What you will do → Exactly reproduce the lines that follow.

* begin *

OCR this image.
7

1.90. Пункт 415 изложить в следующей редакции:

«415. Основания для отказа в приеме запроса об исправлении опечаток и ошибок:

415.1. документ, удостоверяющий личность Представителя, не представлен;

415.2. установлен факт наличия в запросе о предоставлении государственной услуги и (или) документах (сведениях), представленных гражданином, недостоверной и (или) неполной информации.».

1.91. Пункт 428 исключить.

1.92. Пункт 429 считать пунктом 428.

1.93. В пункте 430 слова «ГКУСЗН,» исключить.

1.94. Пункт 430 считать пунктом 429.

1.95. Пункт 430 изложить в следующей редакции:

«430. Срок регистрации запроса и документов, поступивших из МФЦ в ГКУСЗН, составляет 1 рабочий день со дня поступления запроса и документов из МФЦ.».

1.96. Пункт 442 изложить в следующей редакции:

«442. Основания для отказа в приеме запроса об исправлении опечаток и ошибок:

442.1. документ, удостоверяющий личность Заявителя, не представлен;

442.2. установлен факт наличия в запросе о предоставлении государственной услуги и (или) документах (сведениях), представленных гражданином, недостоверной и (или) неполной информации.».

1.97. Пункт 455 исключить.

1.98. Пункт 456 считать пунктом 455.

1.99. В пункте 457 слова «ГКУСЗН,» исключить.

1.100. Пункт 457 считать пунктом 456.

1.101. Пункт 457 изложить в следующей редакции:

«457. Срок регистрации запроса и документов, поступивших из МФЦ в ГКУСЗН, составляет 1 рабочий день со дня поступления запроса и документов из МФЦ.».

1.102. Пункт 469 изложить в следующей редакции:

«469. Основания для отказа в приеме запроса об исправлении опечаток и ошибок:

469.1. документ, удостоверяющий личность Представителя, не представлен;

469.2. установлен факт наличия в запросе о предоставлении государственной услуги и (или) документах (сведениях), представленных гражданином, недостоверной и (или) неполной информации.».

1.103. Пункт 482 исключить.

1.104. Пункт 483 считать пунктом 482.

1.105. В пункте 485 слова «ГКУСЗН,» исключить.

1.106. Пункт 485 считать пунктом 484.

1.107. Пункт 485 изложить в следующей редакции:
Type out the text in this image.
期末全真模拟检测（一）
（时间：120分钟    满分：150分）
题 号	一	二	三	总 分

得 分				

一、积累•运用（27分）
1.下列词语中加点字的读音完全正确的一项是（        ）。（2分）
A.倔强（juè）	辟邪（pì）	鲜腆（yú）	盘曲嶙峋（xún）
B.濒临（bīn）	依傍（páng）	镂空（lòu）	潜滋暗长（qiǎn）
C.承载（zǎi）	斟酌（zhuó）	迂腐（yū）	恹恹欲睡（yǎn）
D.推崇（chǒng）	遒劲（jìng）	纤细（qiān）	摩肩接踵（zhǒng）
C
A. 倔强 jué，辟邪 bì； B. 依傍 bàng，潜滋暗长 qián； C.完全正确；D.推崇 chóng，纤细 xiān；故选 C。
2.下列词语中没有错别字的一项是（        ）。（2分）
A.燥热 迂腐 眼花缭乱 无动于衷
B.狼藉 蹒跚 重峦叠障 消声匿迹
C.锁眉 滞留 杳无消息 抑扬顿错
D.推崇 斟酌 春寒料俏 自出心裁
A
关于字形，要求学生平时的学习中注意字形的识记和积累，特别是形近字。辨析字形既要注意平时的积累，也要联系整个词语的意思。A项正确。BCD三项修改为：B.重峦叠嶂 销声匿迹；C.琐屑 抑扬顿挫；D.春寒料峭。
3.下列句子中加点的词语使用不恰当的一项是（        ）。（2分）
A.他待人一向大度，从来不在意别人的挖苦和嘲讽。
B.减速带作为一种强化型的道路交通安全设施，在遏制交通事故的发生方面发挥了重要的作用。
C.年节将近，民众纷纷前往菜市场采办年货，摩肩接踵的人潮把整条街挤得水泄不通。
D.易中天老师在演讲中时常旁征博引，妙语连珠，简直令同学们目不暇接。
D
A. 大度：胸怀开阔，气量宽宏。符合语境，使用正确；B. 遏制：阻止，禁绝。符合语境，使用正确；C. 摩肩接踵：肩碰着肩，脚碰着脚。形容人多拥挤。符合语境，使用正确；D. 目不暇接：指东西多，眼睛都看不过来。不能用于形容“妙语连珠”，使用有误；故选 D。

* end *

Response below →
OCR this image.
7

1.90. Пункт 415 изложить в следующей редакции:

«415. Основания для отказа в приеме запроса об исправлении опечаток и ошибок:

415.1. документ, удостоверяющий личность Представителя, не представлен;

415.2. установлен факт наличия в запросе о предоставлении государственной услуги и (или) документах (сведениях), представленных гражданином, недостоверной и (или) неполной информации.».

1.91. Пункт 428 исключить.

1.92. Пункт 429 считать пунктом 428.

1.93. В пункте 430 слова «ГКУСЗН,» исключить.

1.94. Пункт 430 считать пунктом 429.

1.95. Пункт 430 изложить в следующей редакции:

«430. Срок регистрации запроса и документов, поступивших из МФЦ в ГКУСЗН, составляет 1 рабочий день со дня поступления запроса и документов из МФЦ.».

1.96. Пункт 442 изложить в следующей редакции:

«442. Основания для отказа в приеме запроса об исправлении опечаток и ошибок:

442.1. документ, удостоверяющий личность Заявителя, не представлен;

442.2. установлен факт наличия в запросе о предоставлении государственной услуги и (или) документах (сведениях), представленных гражданином, недостоверной и (или) неполной информации.».

1.97. Пункт 455 исключить.

1.98. Пункт 456 считать пунктом 455.

1.99. В пункте 457 слова «ГКУСЗН,» исключить.

1.100. Пункт 457 считать пунктом 456.

1.101. Пункт 457 изложить в следующей редакции:

«457. Срок регистрации запроса и документов, поступивших из МФЦ в ГКУСЗН, составляет 1 рабочий день со дня поступления запроса и документов из МФЦ.».

1.102. Пункт 469 изложить в следующей редакции:

«469. Основания для отказа в приеме запроса об исправлении опечаток и ошибок:

469.1. документ, удостоверяющий личность Представителя, не представлен;

469.2. установлен факт наличия в запросе о предоставлении государственной услуги и (или) документах (сведениях), представленных гражданином, недостоверной и (или) неполной информации.».

1.103. Пункт 482 исключить.

1.104. Пункт 483 считать пунктом 482.

1.105. В пункте 485 слова «ГКУСЗН,» исключить.

1.106. Пункт 485 считать пунктом 484.

1.107. Пункт 485 изложить в следующей редакции:
Type out the text in this image.
期末全真模拟检测（一）
（时间：120分钟    满分：150分）
题 号	一	二	三	总 分

得 分				

一、积累•运用（27分）
1.下列词语中加点字的读音完全正确的一项是（        ）。（2分）
A.倔强（juè）	辟邪（pì）	鲜腆（yú）	盘曲嶙峋（xún）
B.濒临（bīn）	依傍（páng）	镂空（lòu）	潜滋暗长（qiǎn）
C.承载（zǎi）	斟酌（zhuó）	迂腐（yū）	恹恹欲睡（yǎn）
D.推崇（chǒng）	遒劲（jìng）	纤细（qiān）	摩肩接踵（zhǒng）
C
A. 倔强 jué，辟邪 bì； B. 依傍 bàng，潜滋暗长 qián； C.完全正确；D.推崇 chóng，纤细 xiān；故选 C。
2.下列词语中没有错别字的一项是（        ）。（2分）
A.燥热 迂腐 眼花缭乱 无动于衷
B.狼藉 蹒跚 重峦叠障 消声匿迹
C.锁眉 滞留 杳无消息 抑扬顿错
D.推崇 斟酌 春寒料俏 自出心裁
A
关于字形，要求学生平时的学习中注意字形的识记和积累，特别是形近字。辨析字形既要注意平时的积累，也要联系整个词语的意思。A项正确。BCD三项修改为：B.重峦叠嶂 销声匿迹；C.琐屑 抑扬顿挫；D.春寒料峭。
3.下列句子中加点的词语使用不恰当的一项是（        ）。（2分）
A.他待人一向大度，从来不在意别人的挖苦和嘲讽。
B.减速带作为一种强化型的道路交通安全设施，在遏制交通事故的发生方面发挥了重要的作用。
C.年节将近，民众纷纷前往菜市场采办年货，摩肩接踵的人潮把整条街挤得水泄不通。
D.易中天老师在演讲中时常旁征博引，妙语连珠，简直令同学们目不暇接。
D
A. 大度：胸怀开阔，气量宽宏。符合语境，使用正确；B. 遏制：阻止，禁绝。符合语境，使用正确；C. 摩肩接踵：肩碰着肩，脚碰着脚。形容人多拥挤。符合语境，使用正确；D. 目不暇接：指东西多，眼睛都看不过来。不能用于形容“妙语连珠”，使用有误；故选 D。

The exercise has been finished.